• _WHAT IS BEING ASKED_: Extract the listing below in full, unchanged.

===== DATA LISTING

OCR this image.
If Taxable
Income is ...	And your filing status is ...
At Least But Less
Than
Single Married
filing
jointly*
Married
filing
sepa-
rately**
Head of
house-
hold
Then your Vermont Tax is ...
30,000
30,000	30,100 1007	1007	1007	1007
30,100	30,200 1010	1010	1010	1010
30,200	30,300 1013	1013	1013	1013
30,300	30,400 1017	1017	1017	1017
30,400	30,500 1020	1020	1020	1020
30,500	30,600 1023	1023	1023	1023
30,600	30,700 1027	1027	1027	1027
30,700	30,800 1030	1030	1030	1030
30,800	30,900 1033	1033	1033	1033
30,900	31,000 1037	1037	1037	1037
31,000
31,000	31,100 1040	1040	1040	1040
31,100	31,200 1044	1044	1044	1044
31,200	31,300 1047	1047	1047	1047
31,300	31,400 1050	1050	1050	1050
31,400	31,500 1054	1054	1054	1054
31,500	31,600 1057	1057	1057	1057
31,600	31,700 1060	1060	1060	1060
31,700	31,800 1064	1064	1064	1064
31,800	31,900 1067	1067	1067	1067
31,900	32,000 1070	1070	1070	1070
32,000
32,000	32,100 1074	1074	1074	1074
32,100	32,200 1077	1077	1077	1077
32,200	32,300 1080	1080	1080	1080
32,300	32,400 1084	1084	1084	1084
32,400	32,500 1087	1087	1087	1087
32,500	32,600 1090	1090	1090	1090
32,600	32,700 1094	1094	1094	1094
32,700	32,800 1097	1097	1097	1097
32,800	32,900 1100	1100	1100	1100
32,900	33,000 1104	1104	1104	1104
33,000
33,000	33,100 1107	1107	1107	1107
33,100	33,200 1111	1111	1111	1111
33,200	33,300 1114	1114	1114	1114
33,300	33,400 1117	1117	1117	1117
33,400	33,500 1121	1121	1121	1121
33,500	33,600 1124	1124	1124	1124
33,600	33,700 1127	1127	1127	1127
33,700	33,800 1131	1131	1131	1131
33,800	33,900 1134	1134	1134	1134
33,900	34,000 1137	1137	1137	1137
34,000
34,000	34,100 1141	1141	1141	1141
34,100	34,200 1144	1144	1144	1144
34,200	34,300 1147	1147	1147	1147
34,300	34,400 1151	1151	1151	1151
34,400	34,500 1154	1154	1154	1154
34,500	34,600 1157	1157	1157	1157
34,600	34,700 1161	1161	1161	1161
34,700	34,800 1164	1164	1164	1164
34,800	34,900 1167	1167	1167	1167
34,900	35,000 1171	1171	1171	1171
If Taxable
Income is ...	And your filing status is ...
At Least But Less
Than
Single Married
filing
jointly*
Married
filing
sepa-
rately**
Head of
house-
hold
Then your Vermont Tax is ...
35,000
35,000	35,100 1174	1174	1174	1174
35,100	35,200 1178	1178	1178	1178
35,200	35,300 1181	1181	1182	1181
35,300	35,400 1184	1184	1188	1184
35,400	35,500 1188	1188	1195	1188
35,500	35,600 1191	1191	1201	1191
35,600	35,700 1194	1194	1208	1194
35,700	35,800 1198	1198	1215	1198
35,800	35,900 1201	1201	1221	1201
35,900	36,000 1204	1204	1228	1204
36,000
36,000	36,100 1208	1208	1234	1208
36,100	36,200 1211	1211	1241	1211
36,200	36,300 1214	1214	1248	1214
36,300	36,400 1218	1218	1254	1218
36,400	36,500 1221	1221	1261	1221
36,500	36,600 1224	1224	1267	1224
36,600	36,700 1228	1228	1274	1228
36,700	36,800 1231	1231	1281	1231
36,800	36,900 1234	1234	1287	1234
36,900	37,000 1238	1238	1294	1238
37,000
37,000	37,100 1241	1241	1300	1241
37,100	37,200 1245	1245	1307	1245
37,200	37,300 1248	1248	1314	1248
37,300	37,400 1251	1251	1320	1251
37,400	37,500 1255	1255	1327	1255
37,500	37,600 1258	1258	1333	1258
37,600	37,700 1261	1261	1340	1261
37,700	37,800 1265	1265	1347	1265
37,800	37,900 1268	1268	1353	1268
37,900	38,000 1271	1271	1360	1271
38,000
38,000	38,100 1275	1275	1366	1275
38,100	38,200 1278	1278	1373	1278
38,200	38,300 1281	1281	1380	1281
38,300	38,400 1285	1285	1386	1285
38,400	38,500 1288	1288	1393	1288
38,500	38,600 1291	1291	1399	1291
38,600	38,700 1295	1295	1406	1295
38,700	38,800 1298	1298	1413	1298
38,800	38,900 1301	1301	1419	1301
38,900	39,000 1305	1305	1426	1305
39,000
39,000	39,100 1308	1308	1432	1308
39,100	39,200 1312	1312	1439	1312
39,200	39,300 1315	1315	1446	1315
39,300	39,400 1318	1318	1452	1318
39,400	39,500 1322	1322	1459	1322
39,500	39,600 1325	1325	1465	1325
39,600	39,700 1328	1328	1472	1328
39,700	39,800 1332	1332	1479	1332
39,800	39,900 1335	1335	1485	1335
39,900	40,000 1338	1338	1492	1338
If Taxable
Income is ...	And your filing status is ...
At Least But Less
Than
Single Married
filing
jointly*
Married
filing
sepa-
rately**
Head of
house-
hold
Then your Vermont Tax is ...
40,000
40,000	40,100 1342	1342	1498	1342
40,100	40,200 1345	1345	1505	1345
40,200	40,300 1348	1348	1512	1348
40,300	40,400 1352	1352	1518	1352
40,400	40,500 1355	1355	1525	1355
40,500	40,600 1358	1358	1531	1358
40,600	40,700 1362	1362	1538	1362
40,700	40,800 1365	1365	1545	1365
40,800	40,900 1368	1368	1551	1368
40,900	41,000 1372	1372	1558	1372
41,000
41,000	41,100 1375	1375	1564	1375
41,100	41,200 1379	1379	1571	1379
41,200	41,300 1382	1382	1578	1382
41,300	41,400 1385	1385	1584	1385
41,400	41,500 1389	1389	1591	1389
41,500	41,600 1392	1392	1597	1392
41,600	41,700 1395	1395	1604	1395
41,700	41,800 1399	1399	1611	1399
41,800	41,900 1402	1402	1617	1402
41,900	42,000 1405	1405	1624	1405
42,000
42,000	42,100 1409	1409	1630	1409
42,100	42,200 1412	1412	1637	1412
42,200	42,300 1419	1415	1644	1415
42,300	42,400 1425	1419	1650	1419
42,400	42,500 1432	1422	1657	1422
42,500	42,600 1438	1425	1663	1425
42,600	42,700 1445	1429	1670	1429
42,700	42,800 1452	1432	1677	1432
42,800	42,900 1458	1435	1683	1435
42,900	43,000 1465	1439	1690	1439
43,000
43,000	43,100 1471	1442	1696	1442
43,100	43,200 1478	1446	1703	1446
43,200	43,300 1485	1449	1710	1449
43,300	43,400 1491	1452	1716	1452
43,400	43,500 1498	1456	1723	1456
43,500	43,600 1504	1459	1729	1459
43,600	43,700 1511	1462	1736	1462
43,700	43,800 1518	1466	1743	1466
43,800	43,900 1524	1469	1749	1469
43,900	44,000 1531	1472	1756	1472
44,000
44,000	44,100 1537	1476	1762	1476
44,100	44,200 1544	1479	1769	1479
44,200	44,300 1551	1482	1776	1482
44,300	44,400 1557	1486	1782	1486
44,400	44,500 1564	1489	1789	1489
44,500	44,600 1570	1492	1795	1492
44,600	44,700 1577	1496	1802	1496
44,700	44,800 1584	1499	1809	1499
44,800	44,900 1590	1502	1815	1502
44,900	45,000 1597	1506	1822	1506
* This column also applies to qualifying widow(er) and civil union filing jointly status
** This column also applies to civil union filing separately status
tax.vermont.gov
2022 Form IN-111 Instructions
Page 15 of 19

==========

• _THE OUTPUT_:
OCR this image.
If Taxable
Income is ...	And your filing status is ...
At Least But Less
Than
Single Married
filing
jointly*
Married
filing
sepa-
rately**
Head of
house-
hold
Then your Vermont Tax is ...
30,000
30,000	30,100 1007	1007	1007	1007
30,100	30,200 1010	1010	1010	1010
30,200	30,300 1013	1013	1013	1013
30,300	30,400 1017	1017	1017	1017
30,400	30,500 1020	1020	1020	1020
30,500	30,600 1023	1023	1023	1023
30,600	30,700 1027	1027	1027	1027
30,700	30,800 1030	1030	1030	1030
30,800	30,900 1033	1033	1033	1033
30,900	31,000 1037	1037	1037	1037
31,000
31,000	31,100 1040	1040	1040	1040
31,100	31,200 1044	1044	1044	1044
31,200	31,300 1047	1047	1047	1047
31,300	31,400 1050	1050	1050	1050
31,400	31,500 1054	1054	1054	1054
31,500	31,600 1057	1057	1057	1057
31,600	31,700 1060	1060	1060	1060
31,700	31,800 1064	1064	1064	1064
31,800	31,900 1067	1067	1067	1067
31,900	32,000 1070	1070	1070	1070
32,000
32,000	32,100 1074	1074	1074	1074
32,100	32,200 1077	1077	1077	1077
32,200	32,300 1080	1080	1080	1080
32,300	32,400 1084	1084	1084	1084
32,400	32,500 1087	1087	1087	1087
32,500	32,600 1090	1090	1090	1090
32,600	32,700 1094	1094	1094	1094
32,700	32,800 1097	1097	1097	1097
32,800	32,900 1100	1100	1100	1100
32,900	33,000 1104	1104	1104	1104
33,000
33,000	33,100 1107	1107	1107	1107
33,100	33,200 1111	1111	1111	1111
33,200	33,300 1114	1114	1114	1114
33,300	33,400 1117	1117	1117	1117
33,400	33,500 1121	1121	1121	1121
33,500	33,600 1124	1124	1124	1124
33,600	33,700 1127	1127	1127	1127
33,700	33,800 1131	1131	1131	1131
33,800	33,900 1134	1134	1134	1134
33,900	34,000 1137	1137	1137	1137
34,000
34,000	34,100 1141	1141	1141	1141
34,100	34,200 1144	1144	1144	1144
34,200	34,300 1147	1147	1147	1147
34,300	34,400 1151	1151	1151	1151
34,400	34,500 1154	1154	1154	1154
34,500	34,600 1157	1157	1157	1157
34,600	34,700 1161	1161	1161	1161
34,700	34,800 1164	1164	1164	1164
34,800	34,900 1167	1167	1167	1167
34,900	35,000 1171	1171	1171	1171
If Taxable
Income is ...	And your filing status is ...
At Least But Less
Than
Single Married
filing
jointly*
Married
filing
sepa-
rately**
Head of
house-
hold
Then your Vermont Tax is ...
35,000
35,000	35,100 1174	1174	1174	1174
35,100	35,200 1178	1178	1178	1178
35,200	35,300 1181	1181	1182	1181
35,300	35,400 1184	1184	1188	1184
35,400	35,500 1188	1188	1195	1188
35,500	35,600 1191	1191	1201	1191
35,600	35,700 1194	1194	1208	1194
35,700	35,800 1198	1198	1215	1198
35,800	35,900 1201	1201	1221	1201
35,900	36,000 1204	1204	1228	1204
36,000
36,000	36,100 1208	1208	1234	1208
36,100	36,200 1211	1211	1241	1211
36,200	36,300 1214	1214	1248	1214
36,300	36,400 1218	1218	1254	1218
36,400	36,500 1221	1221	1261	1221
36,500	36,600 1224	1224	1267	1224
36,600	36,700 1228	1228	1274	1228
36,700	36,800 1231	1231	1281	1231
36,800	36,900 1234	1234	1287	1234
36,900	37,000 1238	1238	1294	1238
37,000
37,000	37,100 1241	1241	1300	1241
37,100	37,200 1245	1245	1307	1245
37,200	37,300 1248	1248	1314	1248
37,300	37,400 1251	1251	1320	1251
37,400	37,500 1255	1255	1327	1255
37,500	37,600 1258	1258	1333	1258
37,600	37,700 1261	1261	1340	1261
37,700	37,800 1265	1265	1347	1265
37,800	37,900 1268	1268	1353	1268
37,900	38,000 1271	1271	1360	1271
38,000
38,000	38,100 1275	1275	1366	1275
38,100	38,200 1278	1278	1373	1278
38,200	38,300 1281	1281	1380	1281
38,300	38,400 1285	1285	1386	1285
38,400	38,500 1288	1288	1393	1288
38,500	38,600 1291	1291	1399	1291
38,600	38,700 1295	1295	1406	1295
38,700	38,800 1298	1298	1413	1298
38,800	38,900 1301	1301	1419	1301
38,900	39,000 1305	1305	1426	1305
39,000
39,000	39,100 1308	1308	1432	1308
39,100	39,200 1312	1312	1439	1312
39,200	39,300 1315	1315	1446	1315
39,300	39,400 1318	1318	1452	1318
39,400	39,500 1322	1322	1459	1322
39,500	39,600 1325	1325	1465	1325
39,600	39,700 1328	1328	1472	1328
39,700	39,800 1332	1332	1479	1332
39,800	39,900 1335	1335	1485	1335
39,900	40,000 1338	1338	1492	1338
If Taxable
Income is ...	And your filing status is ...
At Least But Less
Than
Single Married
filing
jointly*
Married
filing
sepa-
rately**
Head of
house-
hold
Then your Vermont Tax is ...
40,000
40,000	40,100 1342	1342	1498	1342
40,100	40,200 1345	1345	1505	1345
40,200	40,300 1348	1348	1512	1348
40,300	40,400 1352	1352	1518	1352
40,400	40,500 1355	1355	1525	1355
40,500	40,600 1358	1358	1531	1358
40,600	40,700 1362	1362	1538	1362
40,700	40,800 1365	1365	1545	1365
40,800	40,900 1368	1368	1551	1368
40,900	41,000 1372	1372	1558	1372
41,000
41,000	41,100 1375	1375	1564	1375
41,100	41,200 1379	1379	1571	1379
41,200	41,300 1382	1382	1578	1382
41,300	41,400 1385	1385	1584	1385
41,400	41,500 1389	1389	1591	1389
41,500	41,600 1392	1392	1597	1392
41,600	41,700 1395	1395	1604	1395
41,700	41,800 1399	1399	1611	1399
41,800	41,900 1402	1402	1617	1402
41,900	42,000 1405	1405	1624	1405
42,000
42,000	42,100 1409	1409	1630	1409
42,100	42,200 1412	1412	1637	1412
42,200	42,300 1419	1415	1644	1415
42,300	42,400 1425	1419	1650	1419
42,400	42,500 1432	1422	1657	1422
42,500	42,600 1438	1425	1663	1425
42,600	42,700 1445	1429	1670	1429
42,700	42,800 1452	1432	1677	1432
42,800	42,900 1458	1435	1683	1435
42,900	43,000 1465	1439	1690	1439
43,000
43,000	43,100 1471	1442	1696	1442
43,100	43,200 1478	1446	1703	1446
43,200	43,300 1485	1449	1710	1449
43,300	43,400 1491	1452	1716	1452
43,400	43,500 1498	1456	1723	1456
43,500	43,600 1504	1459	1729	1459
43,600	43,700 1511	1462	1736	1462
43,700	43,800 1518	1466	1743	1466
43,800	43,900 1524	1469	1749	1469
43,900	44,000 1531	1472	1756	1472
44,000
44,000	44,100 1537	1476	1762	1476
44,100	44,200 1544	1479	1769	1479
44,200	44,300 1551	1482	1776	1482
44,300	44,400 1557	1486	1782	1486
44,400	44,500 1564	1489	1789	1489
44,500	44,600 1570	1492	1795	1492
44,600	44,700 1577	1496	1802	1496
44,700	44,800 1584	1499	1809	1499
44,800	44,900 1590	1502	1815	1502
44,900	45,000 1597	1506	1822	1506
* This column also applies to qualifying widow(er) and civil union filing jointly status
** This column also applies to civil union filing separately status
tax.vermont.gov
2022 Form IN-111 Instructions
Page 15 of 19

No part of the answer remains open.